- EXERCISE AIM
Every line that includes the word "ROUGES" is to be listed.

- INPUT RECORDS
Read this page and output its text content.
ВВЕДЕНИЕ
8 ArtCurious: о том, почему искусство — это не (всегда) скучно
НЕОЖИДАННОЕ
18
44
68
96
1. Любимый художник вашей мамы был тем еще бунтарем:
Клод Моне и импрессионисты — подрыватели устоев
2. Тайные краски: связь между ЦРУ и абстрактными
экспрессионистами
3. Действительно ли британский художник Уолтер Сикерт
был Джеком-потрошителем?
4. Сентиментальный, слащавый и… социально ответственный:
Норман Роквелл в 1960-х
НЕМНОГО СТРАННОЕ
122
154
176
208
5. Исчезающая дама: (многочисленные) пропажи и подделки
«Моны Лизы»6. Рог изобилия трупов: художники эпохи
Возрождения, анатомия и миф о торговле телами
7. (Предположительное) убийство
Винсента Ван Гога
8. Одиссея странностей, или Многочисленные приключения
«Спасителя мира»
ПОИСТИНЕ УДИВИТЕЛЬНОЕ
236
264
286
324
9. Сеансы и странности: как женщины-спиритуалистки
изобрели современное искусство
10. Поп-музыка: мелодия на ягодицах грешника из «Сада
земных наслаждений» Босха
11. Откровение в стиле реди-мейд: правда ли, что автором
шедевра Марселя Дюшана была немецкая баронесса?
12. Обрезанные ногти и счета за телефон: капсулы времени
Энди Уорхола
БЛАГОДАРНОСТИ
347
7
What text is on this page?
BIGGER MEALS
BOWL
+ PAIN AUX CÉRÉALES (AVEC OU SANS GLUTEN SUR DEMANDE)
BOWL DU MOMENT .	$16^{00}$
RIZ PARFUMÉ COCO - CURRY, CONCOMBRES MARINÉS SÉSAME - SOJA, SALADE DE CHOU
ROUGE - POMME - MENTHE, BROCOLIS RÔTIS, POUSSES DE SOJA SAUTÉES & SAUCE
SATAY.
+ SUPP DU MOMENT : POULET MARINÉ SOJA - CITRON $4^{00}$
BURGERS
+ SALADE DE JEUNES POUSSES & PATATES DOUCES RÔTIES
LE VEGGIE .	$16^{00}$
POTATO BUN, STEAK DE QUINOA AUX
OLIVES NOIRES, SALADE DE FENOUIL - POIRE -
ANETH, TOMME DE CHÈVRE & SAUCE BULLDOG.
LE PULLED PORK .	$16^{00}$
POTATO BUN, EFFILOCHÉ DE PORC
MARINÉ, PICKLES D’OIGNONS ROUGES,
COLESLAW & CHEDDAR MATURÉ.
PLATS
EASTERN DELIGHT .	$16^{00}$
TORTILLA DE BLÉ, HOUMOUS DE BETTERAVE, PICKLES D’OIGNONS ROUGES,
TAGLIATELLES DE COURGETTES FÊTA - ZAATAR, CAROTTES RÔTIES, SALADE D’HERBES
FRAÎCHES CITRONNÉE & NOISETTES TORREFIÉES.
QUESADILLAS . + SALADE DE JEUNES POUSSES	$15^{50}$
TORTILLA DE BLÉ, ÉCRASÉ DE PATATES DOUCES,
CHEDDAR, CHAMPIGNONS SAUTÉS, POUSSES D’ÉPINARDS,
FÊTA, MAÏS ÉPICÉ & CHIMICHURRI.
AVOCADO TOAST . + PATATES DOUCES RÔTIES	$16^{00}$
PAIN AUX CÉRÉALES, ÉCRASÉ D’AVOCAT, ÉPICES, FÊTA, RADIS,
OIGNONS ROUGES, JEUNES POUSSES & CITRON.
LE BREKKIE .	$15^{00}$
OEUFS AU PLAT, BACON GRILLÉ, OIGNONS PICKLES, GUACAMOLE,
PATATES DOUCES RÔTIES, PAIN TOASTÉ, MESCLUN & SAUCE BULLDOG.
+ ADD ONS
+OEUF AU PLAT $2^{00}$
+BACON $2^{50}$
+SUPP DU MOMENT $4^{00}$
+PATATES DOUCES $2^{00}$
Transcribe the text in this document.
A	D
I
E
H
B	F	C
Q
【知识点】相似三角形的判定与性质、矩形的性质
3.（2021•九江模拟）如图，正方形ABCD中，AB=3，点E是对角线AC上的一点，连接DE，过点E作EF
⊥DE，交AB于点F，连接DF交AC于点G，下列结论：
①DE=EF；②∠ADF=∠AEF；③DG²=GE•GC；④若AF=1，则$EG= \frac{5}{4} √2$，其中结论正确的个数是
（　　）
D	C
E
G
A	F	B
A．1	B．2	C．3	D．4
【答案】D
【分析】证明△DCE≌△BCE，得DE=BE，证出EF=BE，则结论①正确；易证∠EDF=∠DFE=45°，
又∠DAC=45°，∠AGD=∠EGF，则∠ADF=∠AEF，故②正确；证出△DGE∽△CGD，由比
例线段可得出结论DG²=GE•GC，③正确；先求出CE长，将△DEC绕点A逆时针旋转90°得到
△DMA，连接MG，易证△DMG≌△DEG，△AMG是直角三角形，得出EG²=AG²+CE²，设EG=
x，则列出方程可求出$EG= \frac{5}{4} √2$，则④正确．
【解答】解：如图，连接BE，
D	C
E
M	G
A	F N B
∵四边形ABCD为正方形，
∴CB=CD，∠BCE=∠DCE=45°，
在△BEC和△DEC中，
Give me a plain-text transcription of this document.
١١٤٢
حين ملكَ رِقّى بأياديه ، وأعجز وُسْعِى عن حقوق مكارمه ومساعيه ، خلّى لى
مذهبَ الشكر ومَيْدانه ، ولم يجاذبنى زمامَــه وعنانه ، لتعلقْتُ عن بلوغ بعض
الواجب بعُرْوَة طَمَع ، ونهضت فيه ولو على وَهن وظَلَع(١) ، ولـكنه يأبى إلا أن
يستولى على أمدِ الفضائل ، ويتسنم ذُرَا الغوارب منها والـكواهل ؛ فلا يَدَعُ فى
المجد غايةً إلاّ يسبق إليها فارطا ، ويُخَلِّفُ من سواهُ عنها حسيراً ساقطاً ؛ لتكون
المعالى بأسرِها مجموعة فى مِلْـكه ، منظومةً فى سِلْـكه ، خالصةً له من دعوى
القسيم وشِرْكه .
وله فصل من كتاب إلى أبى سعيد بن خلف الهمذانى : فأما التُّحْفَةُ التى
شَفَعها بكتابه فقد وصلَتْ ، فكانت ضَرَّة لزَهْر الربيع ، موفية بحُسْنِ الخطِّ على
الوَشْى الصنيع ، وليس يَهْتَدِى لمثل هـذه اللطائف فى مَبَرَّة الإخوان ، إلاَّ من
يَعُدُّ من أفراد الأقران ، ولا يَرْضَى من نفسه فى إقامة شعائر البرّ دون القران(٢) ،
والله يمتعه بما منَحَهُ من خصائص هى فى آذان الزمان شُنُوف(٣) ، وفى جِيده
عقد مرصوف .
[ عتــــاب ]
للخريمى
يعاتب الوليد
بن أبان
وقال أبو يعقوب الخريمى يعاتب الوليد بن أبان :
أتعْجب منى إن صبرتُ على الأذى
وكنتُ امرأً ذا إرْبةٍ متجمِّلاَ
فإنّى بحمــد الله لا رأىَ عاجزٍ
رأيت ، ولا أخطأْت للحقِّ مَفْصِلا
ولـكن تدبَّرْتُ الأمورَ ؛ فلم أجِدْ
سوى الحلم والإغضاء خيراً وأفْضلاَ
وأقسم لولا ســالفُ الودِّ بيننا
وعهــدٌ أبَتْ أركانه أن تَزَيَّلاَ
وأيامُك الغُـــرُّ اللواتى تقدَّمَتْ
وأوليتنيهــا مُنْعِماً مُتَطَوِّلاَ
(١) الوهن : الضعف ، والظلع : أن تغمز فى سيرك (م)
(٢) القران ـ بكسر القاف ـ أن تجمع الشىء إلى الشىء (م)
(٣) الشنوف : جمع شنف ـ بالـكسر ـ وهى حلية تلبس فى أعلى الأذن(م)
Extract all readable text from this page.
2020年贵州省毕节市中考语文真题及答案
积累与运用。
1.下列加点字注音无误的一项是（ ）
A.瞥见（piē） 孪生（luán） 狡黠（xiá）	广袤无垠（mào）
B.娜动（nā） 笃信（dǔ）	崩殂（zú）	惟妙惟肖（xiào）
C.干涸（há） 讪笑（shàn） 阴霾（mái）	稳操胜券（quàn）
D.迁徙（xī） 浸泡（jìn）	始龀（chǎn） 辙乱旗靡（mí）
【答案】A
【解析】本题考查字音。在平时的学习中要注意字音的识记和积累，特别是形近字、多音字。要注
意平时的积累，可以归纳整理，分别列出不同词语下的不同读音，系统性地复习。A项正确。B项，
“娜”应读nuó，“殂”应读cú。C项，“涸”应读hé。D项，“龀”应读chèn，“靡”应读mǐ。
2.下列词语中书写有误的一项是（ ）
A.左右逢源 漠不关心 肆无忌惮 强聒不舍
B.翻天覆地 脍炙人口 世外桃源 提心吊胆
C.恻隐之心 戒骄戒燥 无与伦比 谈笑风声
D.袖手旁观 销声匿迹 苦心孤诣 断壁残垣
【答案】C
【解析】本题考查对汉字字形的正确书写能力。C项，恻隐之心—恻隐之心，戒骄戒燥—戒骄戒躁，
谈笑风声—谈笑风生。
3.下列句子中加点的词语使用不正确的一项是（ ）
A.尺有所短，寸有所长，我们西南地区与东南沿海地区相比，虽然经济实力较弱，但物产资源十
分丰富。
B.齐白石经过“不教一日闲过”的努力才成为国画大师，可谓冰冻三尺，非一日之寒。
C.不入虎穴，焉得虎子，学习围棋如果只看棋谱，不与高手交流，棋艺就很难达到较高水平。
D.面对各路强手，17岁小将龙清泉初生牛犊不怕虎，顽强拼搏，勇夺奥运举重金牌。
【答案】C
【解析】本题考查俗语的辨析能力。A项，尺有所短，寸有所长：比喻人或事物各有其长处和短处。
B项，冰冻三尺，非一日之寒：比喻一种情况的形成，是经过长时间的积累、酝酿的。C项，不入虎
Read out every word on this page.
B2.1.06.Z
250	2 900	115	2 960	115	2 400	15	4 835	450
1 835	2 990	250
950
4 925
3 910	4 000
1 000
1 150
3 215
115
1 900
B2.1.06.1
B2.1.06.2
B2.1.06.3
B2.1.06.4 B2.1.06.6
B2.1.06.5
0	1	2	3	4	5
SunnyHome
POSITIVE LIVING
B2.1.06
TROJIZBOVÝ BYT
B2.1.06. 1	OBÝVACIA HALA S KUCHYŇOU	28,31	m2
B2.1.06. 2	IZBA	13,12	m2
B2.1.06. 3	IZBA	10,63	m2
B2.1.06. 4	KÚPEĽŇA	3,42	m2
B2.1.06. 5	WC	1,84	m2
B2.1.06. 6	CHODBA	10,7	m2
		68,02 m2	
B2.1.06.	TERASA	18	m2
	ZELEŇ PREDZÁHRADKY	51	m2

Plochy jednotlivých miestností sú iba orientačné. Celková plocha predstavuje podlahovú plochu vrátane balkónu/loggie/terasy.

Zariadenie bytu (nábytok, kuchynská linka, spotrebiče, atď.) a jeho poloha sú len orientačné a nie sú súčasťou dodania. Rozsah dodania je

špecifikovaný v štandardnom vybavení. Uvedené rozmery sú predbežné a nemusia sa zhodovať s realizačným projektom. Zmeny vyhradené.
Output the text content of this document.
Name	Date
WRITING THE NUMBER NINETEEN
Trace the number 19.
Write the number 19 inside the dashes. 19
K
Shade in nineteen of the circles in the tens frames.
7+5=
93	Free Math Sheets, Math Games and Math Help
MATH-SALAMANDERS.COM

- ANSWER TO THE TASK
MARINÉ, PICKLES D’OIGNONS ROUGES,
TORTILLA DE BLÉ, HOUMOUS DE BETTERAVE, PICKLES D’OIGNONS ROUGES,
OIGNONS ROUGES, JEUNES POUSSES & CITRON.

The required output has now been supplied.